Stored items from a collection -
|---|

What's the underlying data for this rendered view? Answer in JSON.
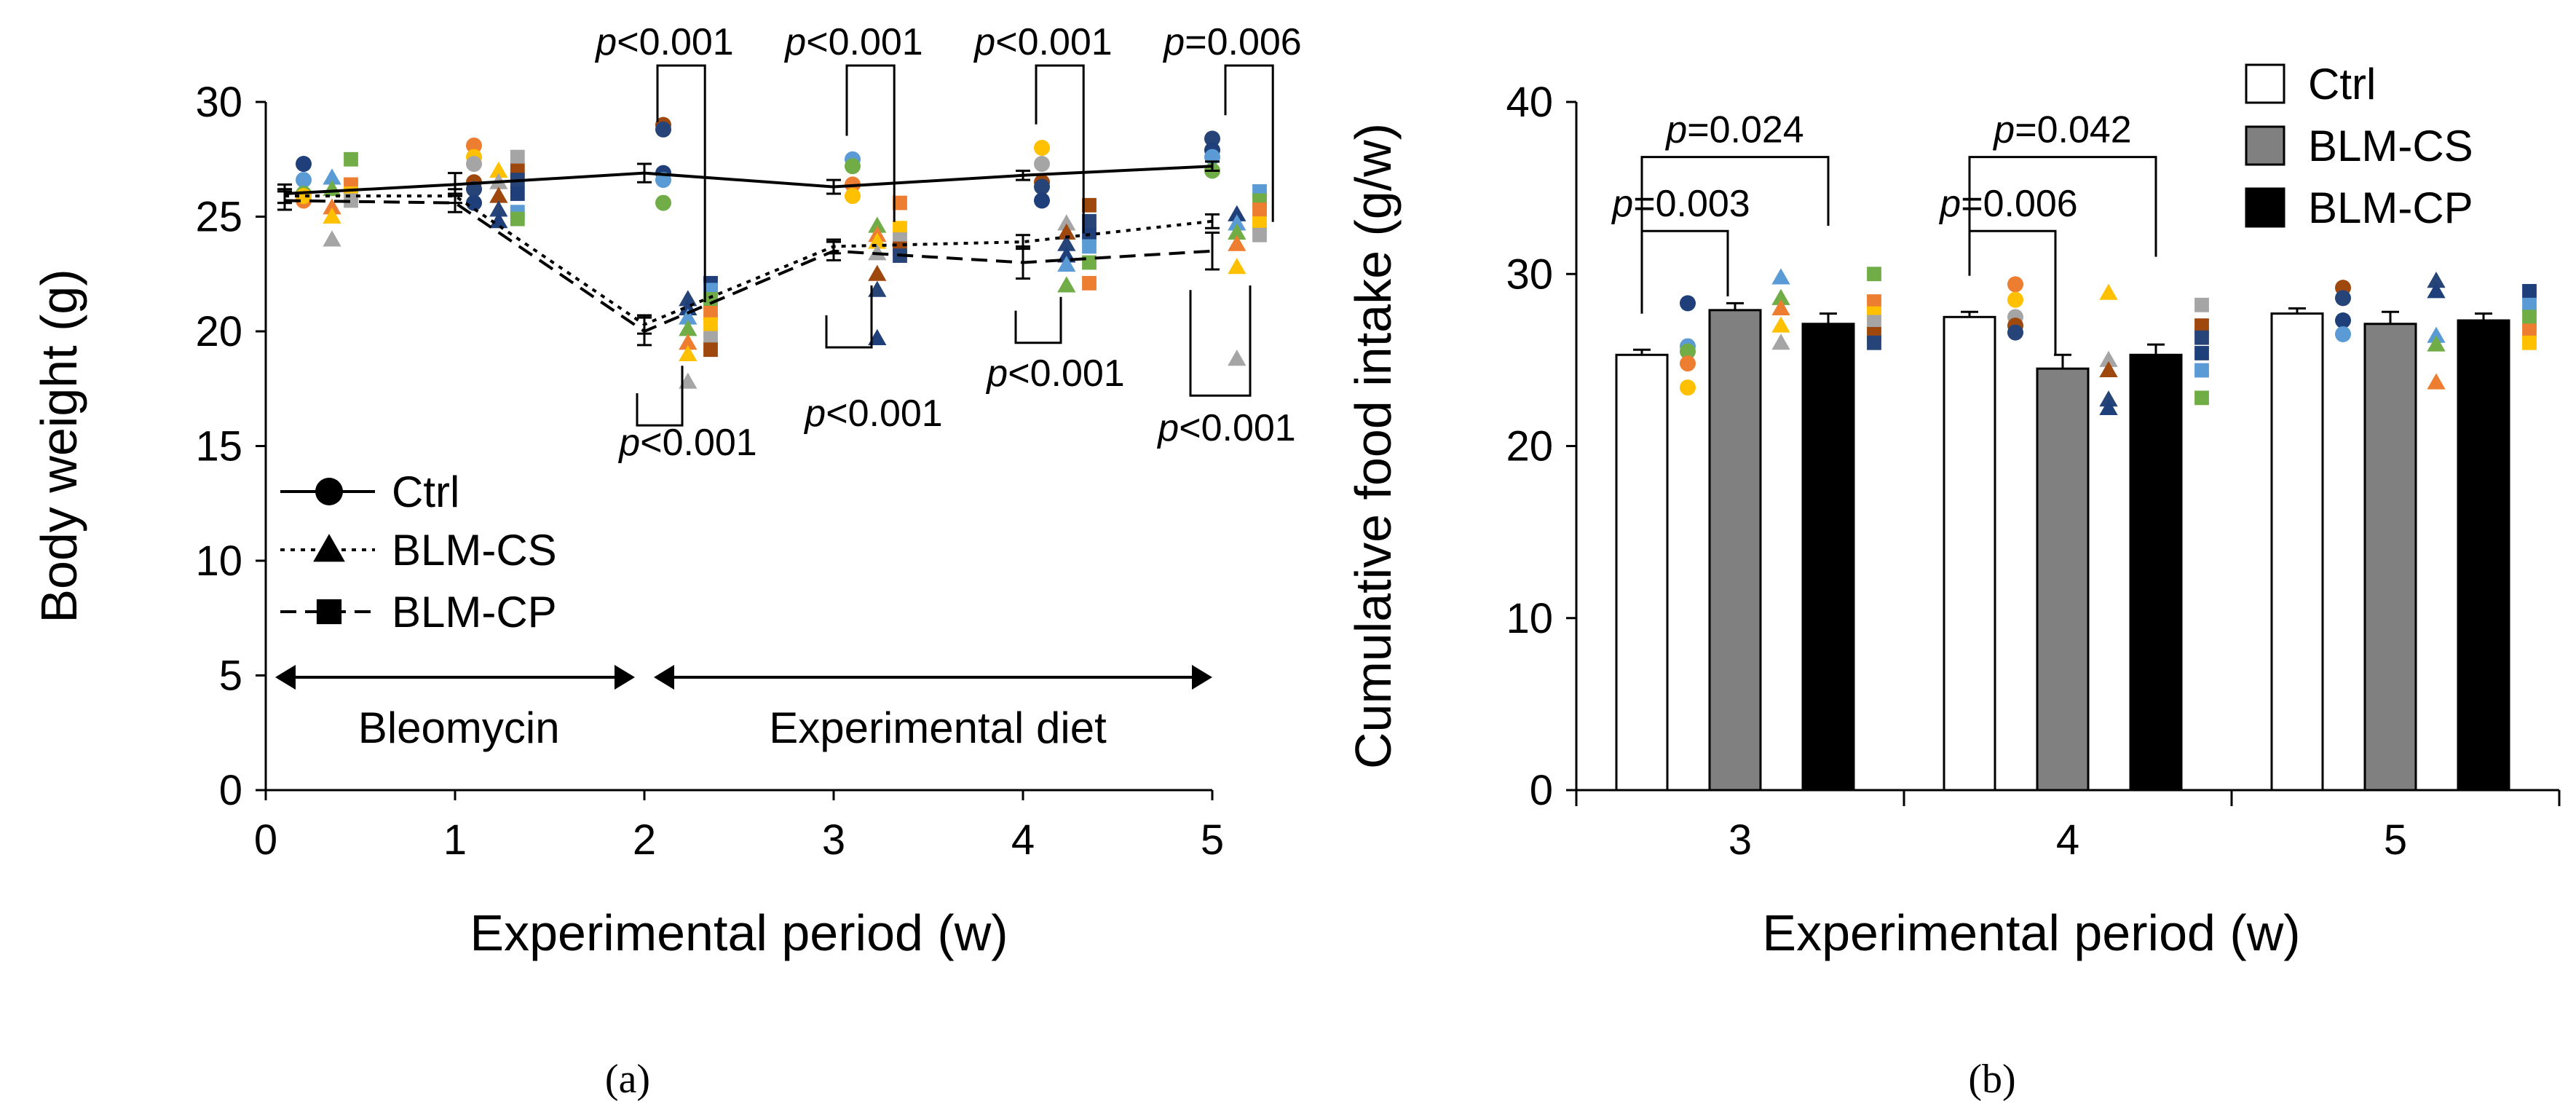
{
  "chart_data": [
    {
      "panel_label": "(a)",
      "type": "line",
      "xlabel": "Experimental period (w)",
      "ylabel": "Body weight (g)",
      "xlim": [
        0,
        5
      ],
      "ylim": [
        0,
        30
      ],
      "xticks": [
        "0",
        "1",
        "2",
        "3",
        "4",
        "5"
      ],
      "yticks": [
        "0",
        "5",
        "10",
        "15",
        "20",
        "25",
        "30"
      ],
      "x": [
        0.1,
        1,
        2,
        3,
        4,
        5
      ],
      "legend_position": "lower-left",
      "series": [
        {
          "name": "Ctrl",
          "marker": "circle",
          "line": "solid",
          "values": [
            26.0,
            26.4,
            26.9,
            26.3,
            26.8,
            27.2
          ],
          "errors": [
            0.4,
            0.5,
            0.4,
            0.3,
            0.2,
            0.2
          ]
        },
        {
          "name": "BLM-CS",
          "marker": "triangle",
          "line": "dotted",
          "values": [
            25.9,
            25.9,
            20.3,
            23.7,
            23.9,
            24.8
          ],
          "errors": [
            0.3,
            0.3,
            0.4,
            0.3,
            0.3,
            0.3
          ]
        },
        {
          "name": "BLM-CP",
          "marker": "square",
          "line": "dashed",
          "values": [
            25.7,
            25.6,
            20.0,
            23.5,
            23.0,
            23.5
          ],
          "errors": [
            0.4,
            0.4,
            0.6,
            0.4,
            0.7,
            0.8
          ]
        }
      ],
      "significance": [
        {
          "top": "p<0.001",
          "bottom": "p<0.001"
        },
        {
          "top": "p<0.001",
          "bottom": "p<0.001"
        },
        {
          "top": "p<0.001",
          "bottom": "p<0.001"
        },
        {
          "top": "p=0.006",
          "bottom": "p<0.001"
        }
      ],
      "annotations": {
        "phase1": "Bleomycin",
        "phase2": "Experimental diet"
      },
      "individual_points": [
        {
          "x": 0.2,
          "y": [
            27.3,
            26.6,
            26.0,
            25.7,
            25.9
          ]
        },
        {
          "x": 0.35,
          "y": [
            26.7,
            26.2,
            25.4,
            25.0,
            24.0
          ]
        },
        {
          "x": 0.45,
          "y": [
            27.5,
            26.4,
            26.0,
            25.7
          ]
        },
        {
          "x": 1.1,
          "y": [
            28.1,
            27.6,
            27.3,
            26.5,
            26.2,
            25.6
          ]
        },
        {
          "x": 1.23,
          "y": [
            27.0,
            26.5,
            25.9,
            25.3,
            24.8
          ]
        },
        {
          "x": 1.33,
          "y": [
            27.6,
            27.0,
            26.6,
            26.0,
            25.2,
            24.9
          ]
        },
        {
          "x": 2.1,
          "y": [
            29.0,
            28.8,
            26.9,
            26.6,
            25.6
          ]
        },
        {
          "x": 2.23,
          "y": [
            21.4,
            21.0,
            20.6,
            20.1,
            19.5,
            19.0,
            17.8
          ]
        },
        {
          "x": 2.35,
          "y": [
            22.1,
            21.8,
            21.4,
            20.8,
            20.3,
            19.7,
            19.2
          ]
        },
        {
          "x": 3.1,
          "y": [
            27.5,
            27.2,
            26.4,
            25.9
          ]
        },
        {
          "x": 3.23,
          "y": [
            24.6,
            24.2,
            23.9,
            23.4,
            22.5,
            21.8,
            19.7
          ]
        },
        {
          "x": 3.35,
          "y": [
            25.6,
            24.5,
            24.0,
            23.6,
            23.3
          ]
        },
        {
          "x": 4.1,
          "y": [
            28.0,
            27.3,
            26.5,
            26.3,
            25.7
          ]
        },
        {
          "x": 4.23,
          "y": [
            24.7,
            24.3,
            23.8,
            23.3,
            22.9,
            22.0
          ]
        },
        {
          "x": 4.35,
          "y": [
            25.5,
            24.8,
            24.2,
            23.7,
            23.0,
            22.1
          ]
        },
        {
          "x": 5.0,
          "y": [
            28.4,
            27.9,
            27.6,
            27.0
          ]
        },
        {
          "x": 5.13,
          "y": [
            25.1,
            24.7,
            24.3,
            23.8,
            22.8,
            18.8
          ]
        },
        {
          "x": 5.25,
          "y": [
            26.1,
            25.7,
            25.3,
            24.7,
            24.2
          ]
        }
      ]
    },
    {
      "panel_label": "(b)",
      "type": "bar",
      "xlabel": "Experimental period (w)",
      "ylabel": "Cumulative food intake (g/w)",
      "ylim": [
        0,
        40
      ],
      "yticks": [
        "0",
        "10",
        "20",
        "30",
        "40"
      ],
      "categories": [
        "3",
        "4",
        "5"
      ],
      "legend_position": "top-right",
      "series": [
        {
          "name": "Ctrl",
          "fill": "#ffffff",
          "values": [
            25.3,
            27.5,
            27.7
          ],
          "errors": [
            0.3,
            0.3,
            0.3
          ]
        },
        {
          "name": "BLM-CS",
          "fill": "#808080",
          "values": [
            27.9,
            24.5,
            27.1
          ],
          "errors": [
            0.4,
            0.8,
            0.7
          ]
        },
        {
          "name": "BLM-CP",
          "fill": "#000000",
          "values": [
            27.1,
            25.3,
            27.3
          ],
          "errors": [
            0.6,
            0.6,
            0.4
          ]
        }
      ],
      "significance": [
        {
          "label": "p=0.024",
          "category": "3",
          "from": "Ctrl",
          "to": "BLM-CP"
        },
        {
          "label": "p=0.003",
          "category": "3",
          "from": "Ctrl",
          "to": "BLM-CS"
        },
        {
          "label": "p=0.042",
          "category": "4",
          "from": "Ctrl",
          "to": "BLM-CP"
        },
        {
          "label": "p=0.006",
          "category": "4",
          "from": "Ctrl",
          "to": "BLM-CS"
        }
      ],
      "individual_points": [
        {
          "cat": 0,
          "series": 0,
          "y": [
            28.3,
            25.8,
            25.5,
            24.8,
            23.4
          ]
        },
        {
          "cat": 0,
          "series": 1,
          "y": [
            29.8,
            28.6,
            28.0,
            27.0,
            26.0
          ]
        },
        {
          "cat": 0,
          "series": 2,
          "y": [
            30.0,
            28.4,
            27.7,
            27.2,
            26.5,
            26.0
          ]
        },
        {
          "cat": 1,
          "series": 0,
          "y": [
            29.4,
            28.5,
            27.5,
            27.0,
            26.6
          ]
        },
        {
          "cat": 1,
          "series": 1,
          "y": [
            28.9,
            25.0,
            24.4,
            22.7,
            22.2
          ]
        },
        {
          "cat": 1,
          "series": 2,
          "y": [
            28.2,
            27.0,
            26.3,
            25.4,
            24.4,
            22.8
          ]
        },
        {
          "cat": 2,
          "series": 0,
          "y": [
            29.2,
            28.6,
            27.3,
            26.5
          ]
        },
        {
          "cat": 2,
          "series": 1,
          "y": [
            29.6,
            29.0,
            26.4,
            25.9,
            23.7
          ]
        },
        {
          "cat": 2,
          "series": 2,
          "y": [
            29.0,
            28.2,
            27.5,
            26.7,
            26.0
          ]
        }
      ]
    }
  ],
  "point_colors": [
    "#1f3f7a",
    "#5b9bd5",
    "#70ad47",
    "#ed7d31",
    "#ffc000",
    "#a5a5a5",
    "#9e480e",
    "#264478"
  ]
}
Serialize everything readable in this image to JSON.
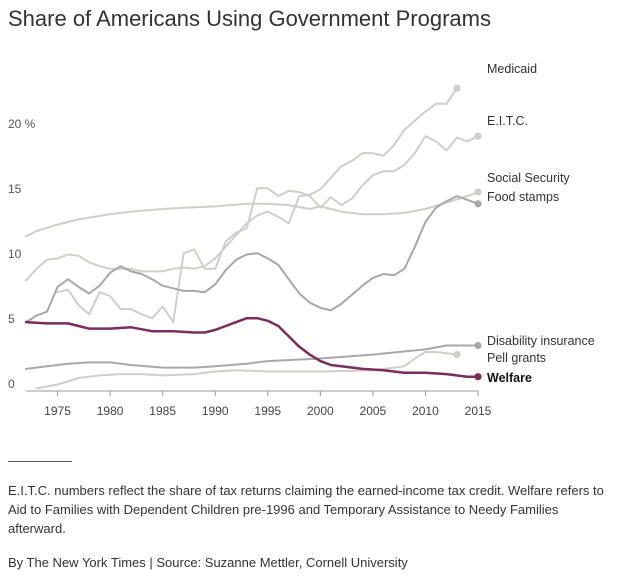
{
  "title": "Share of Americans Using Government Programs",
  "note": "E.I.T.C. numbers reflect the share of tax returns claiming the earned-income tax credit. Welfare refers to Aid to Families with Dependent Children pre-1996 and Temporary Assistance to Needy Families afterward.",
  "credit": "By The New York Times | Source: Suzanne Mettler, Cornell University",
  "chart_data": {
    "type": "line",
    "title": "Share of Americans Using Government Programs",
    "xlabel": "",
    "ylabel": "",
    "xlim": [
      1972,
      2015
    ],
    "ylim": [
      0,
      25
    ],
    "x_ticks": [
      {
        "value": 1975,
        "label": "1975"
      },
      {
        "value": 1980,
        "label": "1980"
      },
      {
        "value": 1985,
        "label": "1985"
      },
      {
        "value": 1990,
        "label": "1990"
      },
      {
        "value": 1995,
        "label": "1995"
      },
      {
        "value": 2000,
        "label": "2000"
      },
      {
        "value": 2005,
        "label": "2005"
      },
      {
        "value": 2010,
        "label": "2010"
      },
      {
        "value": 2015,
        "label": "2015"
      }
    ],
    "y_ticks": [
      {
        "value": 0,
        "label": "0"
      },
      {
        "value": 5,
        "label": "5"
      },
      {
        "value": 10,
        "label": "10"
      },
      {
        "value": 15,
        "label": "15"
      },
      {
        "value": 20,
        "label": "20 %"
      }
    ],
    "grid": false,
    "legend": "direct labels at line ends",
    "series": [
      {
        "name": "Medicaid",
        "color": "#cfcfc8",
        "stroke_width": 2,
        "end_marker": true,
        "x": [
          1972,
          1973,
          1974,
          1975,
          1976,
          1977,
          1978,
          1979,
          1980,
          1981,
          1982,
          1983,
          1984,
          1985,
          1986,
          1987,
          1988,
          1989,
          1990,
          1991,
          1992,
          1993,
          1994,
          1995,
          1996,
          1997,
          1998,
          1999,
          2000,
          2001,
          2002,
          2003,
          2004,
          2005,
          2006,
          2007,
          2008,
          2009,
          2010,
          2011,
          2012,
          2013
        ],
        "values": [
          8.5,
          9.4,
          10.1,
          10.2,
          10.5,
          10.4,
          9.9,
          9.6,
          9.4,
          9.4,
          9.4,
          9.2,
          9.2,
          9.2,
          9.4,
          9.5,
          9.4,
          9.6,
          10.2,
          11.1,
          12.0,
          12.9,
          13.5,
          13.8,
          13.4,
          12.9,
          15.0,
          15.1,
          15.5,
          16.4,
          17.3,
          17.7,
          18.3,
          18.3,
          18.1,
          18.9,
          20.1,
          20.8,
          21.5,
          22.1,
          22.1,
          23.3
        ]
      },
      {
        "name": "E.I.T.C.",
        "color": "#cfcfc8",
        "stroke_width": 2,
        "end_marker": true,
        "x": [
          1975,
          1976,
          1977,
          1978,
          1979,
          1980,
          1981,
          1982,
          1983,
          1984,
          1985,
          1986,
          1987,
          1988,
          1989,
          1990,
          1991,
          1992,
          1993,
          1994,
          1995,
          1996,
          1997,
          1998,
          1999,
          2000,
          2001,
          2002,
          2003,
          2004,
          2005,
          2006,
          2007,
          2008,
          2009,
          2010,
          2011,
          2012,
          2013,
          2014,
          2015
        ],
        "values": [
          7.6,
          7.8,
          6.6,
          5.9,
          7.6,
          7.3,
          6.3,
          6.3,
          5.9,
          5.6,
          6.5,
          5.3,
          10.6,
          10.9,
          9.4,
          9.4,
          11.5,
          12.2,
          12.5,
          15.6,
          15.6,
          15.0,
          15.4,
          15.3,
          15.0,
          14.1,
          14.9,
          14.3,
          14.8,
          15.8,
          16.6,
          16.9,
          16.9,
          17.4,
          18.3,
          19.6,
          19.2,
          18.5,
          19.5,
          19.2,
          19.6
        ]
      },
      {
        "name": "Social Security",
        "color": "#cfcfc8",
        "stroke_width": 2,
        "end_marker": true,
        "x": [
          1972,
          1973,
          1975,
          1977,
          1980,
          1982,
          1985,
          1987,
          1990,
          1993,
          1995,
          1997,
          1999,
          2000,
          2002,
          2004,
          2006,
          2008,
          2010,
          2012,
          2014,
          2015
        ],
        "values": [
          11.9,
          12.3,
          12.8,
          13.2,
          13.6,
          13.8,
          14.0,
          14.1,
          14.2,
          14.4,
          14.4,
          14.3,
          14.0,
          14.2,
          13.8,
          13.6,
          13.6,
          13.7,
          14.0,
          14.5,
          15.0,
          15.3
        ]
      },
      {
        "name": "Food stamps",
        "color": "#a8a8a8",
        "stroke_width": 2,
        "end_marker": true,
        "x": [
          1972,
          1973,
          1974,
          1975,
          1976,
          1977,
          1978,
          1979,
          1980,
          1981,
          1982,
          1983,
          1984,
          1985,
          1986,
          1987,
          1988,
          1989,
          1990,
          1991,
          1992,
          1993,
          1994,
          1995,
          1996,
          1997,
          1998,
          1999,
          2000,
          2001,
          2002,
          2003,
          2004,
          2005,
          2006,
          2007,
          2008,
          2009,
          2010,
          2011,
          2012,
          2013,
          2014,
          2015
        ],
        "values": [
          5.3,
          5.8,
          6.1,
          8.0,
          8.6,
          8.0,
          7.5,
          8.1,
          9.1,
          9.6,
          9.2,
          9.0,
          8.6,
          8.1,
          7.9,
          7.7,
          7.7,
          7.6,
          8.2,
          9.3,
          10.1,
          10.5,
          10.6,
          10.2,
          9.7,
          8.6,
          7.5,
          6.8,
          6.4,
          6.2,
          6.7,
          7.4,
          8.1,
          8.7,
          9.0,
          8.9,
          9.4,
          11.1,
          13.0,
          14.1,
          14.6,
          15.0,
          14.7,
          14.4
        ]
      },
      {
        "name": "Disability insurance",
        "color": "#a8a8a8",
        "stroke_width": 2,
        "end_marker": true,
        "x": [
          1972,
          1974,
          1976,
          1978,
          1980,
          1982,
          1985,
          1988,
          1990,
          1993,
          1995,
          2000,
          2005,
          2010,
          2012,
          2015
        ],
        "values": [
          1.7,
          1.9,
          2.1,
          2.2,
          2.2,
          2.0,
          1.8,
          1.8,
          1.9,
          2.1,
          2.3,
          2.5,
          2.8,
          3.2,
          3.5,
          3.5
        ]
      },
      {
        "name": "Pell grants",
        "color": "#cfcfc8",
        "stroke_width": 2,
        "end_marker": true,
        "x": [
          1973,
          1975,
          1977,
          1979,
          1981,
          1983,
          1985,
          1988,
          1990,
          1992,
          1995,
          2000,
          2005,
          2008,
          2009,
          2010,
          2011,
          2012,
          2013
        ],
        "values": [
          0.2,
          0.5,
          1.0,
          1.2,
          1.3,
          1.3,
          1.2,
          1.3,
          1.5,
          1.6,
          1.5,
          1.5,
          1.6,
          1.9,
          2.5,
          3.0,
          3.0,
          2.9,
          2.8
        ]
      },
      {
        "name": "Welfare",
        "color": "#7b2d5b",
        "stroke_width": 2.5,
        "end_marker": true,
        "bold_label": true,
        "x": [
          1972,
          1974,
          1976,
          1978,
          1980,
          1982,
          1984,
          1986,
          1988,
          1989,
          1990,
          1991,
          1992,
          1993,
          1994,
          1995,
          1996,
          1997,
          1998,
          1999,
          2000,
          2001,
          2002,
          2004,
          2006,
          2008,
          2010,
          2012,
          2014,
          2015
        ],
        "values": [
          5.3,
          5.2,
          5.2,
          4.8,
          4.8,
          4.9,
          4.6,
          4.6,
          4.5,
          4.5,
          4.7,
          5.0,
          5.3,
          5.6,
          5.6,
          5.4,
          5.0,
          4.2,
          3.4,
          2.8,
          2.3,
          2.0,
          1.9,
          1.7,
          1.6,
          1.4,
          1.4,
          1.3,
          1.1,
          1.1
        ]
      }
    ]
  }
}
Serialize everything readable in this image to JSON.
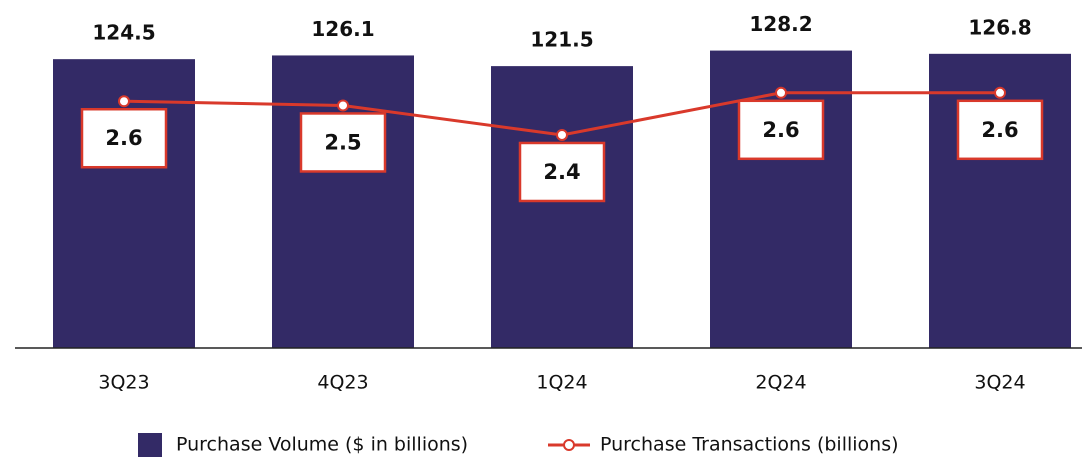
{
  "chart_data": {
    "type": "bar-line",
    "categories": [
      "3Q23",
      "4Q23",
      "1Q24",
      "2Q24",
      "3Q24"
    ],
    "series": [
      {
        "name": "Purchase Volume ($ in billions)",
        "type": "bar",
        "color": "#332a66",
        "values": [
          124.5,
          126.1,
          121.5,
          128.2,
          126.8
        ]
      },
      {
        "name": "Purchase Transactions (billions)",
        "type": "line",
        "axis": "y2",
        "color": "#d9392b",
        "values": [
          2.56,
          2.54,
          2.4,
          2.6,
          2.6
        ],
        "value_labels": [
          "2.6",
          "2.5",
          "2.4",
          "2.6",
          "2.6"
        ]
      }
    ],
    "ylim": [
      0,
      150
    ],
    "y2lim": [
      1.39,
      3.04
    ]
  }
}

|---|

SHORT TASK - List the lines of the records where "fill" occurs.

ANSWER -
          "fill": "#ffffff",
          "fill": "#808080",
          "fill": "#000000",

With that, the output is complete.